Exercise brief:
Write out every line of the items below exactly as it appears, leaving out the pictures.
>> begin Items
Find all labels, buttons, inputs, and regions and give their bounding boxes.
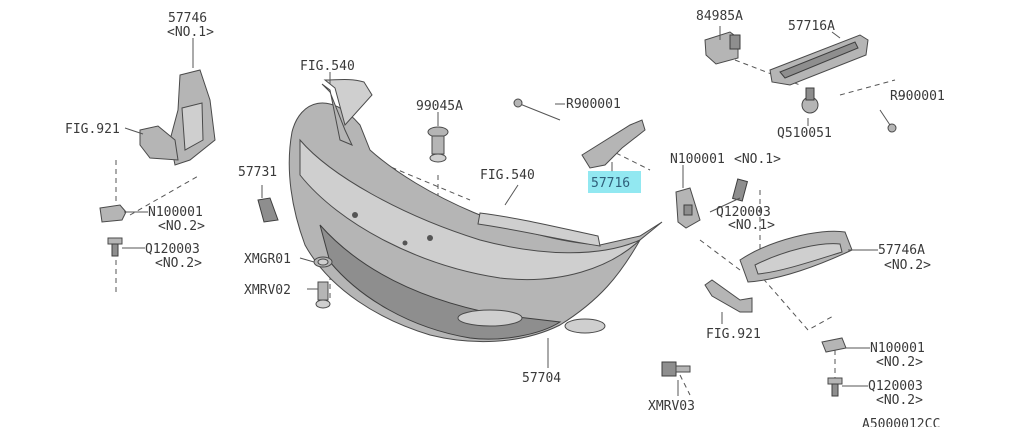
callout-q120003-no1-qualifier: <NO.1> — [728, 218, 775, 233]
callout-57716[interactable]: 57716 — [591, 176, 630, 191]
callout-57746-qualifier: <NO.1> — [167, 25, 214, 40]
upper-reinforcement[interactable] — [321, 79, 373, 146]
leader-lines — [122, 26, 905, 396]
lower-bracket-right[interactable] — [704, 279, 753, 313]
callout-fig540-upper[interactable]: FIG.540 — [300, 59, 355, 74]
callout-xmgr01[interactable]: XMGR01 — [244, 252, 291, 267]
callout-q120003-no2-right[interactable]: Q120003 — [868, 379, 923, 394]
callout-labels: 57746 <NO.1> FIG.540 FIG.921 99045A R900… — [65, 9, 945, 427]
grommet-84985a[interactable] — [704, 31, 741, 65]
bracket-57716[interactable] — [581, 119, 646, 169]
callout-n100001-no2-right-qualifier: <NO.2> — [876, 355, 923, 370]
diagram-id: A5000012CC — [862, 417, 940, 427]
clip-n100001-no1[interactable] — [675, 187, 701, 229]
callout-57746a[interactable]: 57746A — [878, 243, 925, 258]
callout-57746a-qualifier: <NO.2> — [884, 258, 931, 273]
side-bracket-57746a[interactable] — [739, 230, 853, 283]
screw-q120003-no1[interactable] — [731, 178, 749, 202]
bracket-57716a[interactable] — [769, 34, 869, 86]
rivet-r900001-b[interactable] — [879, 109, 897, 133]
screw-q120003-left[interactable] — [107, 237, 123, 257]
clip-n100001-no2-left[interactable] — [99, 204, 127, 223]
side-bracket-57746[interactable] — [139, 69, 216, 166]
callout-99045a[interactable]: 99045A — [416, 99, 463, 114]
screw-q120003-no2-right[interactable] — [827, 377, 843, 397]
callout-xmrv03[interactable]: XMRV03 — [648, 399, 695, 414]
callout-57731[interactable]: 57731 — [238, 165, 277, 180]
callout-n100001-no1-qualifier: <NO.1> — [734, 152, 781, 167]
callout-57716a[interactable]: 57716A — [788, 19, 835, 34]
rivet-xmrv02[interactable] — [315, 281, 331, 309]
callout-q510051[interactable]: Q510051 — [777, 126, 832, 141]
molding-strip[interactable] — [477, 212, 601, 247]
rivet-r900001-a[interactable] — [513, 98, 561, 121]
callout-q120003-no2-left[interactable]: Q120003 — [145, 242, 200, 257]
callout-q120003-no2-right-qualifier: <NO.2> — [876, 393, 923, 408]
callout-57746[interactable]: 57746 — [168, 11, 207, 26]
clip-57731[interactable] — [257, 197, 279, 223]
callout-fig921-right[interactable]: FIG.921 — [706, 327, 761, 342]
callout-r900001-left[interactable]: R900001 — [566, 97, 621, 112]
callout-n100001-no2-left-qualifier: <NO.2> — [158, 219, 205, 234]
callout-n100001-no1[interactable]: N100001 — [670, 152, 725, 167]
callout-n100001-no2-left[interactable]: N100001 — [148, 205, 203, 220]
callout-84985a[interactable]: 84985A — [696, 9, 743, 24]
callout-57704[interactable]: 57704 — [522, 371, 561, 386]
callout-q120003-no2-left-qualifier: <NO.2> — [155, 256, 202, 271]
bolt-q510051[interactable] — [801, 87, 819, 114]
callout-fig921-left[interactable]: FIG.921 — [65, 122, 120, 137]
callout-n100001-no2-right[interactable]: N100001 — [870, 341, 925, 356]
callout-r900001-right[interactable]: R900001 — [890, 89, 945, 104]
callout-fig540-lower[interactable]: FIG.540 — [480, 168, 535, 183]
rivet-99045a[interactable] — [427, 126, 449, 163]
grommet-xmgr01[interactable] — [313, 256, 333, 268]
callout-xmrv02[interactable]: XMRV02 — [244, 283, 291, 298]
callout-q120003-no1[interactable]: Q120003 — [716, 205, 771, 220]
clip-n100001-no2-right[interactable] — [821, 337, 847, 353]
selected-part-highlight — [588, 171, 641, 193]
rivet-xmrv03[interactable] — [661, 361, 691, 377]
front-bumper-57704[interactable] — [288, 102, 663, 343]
>> end Items
Output for this exercise:
Find all labels, buttons, inputs, and regions and give their bounding boxes.
callout-q120003-no1-qualifier: <NO.1> — [728, 218, 775, 233]
callout-57716[interactable]: 57716 — [591, 176, 630, 191]
callout-57746-qualifier: <NO.1> — [167, 25, 214, 40]
upper-reinforcement[interactable] — [321, 79, 373, 146]
leader-lines — [122, 26, 905, 396]
lower-bracket-right[interactable] — [704, 279, 753, 313]
callout-fig540-upper[interactable]: FIG.540 — [300, 59, 355, 74]
callout-xmgr01[interactable]: XMGR01 — [244, 252, 291, 267]
callout-q120003-no2-right[interactable]: Q120003 — [868, 379, 923, 394]
callout-labels: 57746 <NO.1> FIG.540 FIG.921 99045A R900… — [65, 9, 945, 427]
grommet-84985a[interactable] — [704, 31, 741, 65]
bracket-57716[interactable] — [581, 119, 646, 169]
callout-n100001-no2-right-qualifier: <NO.2> — [876, 355, 923, 370]
diagram-id: A5000012CC — [862, 417, 940, 427]
clip-n100001-no1[interactable] — [675, 187, 701, 229]
callout-57746a[interactable]: 57746A — [878, 243, 925, 258]
callout-57746a-qualifier: <NO.2> — [884, 258, 931, 273]
side-bracket-57746a[interactable] — [739, 230, 853, 283]
screw-q120003-no1[interactable] — [731, 178, 749, 202]
bracket-57716a[interactable] — [769, 34, 869, 86]
rivet-r900001-b[interactable] — [879, 109, 897, 133]
screw-q120003-left[interactable] — [107, 237, 123, 257]
clip-n100001-no2-left[interactable] — [99, 204, 127, 223]
side-bracket-57746[interactable] — [139, 69, 216, 166]
callout-99045a[interactable]: 99045A — [416, 99, 463, 114]
screw-q120003-no2-right[interactable] — [827, 377, 843, 397]
callout-xmrv03[interactable]: XMRV03 — [648, 399, 695, 414]
callout-57731[interactable]: 57731 — [238, 165, 277, 180]
callout-n100001-no1-qualifier: <NO.1> — [734, 152, 781, 167]
callout-57716a[interactable]: 57716A — [788, 19, 835, 34]
rivet-xmrv02[interactable] — [315, 281, 331, 309]
callout-q510051[interactable]: Q510051 — [777, 126, 832, 141]
molding-strip[interactable] — [477, 212, 601, 247]
rivet-r900001-a[interactable] — [513, 98, 561, 121]
callout-q120003-no2-left[interactable]: Q120003 — [145, 242, 200, 257]
callout-q120003-no2-right-qualifier: <NO.2> — [876, 393, 923, 408]
callout-57746[interactable]: 57746 — [168, 11, 207, 26]
clip-57731[interactable] — [257, 197, 279, 223]
callout-fig921-right[interactable]: FIG.921 — [706, 327, 761, 342]
callout-r900001-left[interactable]: R900001 — [566, 97, 621, 112]
callout-n100001-no2-left-qualifier: <NO.2> — [158, 219, 205, 234]
callout-n100001-no1[interactable]: N100001 — [670, 152, 725, 167]
callout-n100001-no2-left[interactable]: N100001 — [148, 205, 203, 220]
callout-84985a[interactable]: 84985A — [696, 9, 743, 24]
callout-57704[interactable]: 57704 — [522, 371, 561, 386]
callout-q120003-no2-left-qualifier: <NO.2> — [155, 256, 202, 271]
bolt-q510051[interactable] — [801, 87, 819, 114]
callout-fig921-left[interactable]: FIG.921 — [65, 122, 120, 137]
callout-n100001-no2-right[interactable]: N100001 — [870, 341, 925, 356]
callout-r900001-right[interactable]: R900001 — [890, 89, 945, 104]
callout-fig540-lower[interactable]: FIG.540 — [480, 168, 535, 183]
rivet-99045a[interactable] — [427, 126, 449, 163]
grommet-xmgr01[interactable] — [313, 256, 333, 268]
callout-xmrv02[interactable]: XMRV02 — [244, 283, 291, 298]
callout-q120003-no1[interactable]: Q120003 — [716, 205, 771, 220]
clip-n100001-no2-right[interactable] — [821, 337, 847, 353]
selected-part-highlight — [588, 171, 641, 193]
rivet-xmrv03[interactable] — [661, 361, 691, 377]
front-bumper-57704[interactable] — [288, 102, 663, 343]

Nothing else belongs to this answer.